A run of records:

>>>

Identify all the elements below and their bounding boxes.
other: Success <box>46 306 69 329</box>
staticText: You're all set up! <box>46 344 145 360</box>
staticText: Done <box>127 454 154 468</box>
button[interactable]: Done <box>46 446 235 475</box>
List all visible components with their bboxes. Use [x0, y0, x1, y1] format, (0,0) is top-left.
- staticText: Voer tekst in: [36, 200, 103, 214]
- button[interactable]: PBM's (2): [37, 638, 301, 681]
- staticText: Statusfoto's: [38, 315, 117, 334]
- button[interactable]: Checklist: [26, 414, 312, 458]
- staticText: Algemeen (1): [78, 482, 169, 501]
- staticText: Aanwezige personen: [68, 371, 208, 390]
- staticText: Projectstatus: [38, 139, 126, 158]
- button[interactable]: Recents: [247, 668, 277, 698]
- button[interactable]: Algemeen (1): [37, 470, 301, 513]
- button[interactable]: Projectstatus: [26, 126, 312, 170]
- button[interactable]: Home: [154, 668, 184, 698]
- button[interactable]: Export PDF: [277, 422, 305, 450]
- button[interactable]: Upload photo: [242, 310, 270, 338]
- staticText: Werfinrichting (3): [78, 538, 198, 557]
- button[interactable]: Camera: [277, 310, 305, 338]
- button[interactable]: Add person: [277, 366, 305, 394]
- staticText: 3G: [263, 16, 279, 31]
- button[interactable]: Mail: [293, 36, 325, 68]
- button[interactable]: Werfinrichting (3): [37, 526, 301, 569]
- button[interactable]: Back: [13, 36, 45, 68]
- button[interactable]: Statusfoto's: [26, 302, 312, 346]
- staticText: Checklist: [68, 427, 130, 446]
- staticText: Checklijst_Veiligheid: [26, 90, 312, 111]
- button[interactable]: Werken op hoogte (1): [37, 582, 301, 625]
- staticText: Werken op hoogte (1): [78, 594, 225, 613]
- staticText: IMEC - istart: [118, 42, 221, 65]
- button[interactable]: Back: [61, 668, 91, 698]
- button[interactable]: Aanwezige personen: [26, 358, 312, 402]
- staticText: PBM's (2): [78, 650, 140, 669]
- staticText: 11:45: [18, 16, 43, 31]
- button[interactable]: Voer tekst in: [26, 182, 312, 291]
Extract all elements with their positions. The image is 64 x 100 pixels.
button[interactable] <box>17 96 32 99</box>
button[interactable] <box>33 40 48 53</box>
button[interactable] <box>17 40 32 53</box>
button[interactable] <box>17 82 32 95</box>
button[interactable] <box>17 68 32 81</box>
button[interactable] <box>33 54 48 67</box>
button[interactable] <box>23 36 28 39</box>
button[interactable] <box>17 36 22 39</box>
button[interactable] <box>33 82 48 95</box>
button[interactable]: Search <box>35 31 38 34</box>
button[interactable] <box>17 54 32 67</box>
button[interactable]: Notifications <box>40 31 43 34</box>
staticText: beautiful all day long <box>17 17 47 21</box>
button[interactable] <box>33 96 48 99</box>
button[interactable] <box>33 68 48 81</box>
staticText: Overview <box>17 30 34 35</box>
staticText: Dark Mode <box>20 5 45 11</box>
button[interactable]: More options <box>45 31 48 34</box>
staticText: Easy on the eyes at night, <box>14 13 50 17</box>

<<<

> SET TASK: Lay out the lines above, from the first one through the line containing "- button[interactable]: Export", as a Markdown table with the columns Row and Line, and leave out any blank lines.

> SOLUTION TO THE EXERCISE:
| Row | Line |
|---|---|
| 1 | Identify all the elements below and their bounding boxes. |
| 2 | other: Success <box>46 306 69 329</box> |
| 3 | staticText: You're all set up! <box>46 344 145 360</box> |
| 4 | staticText: Done <box>127 454 154 468</box> |
| 5 | button[interactable]: Done <box>46 446 235 475</box> |
| 6 | List all visible components with their bboxes. Use [x0, y0, x1, y1] format, (0,0) is top-left. |
| 7 | - staticText: Voer tekst in: [36, 200, 103, 214] |
| 8 | - button[interactable]: PBM's (2): [37, 638, 301, 681] |
| 9 | - staticText: Statusfoto's: [38, 315, 117, 334] |
| 10 | - button[interactable]: Checklist: [26, 414, 312, 458] |
| 11 | - staticText: Algemeen (1): [78, 482, 169, 501] |
| 12 | - staticText: Aanwezige personen: [68, 371, 208, 390] |
| 13 | - staticText: Projectstatus: [38, 139, 126, 158] |
| 14 | - button[interactable]: Recents: [247, 668, 277, 698] |
| 15 | - button[interactable]: Algemeen (1): [37, 470, 301, 513] |
| 16 | - button[interactable]: Projectstatus: [26, 126, 312, 170] |
| 17 | - button[interactable]: Home: [154, 668, 184, 698] |
| 18 | - button[interactable]: Export PDF: [277, 422, 305, 450] |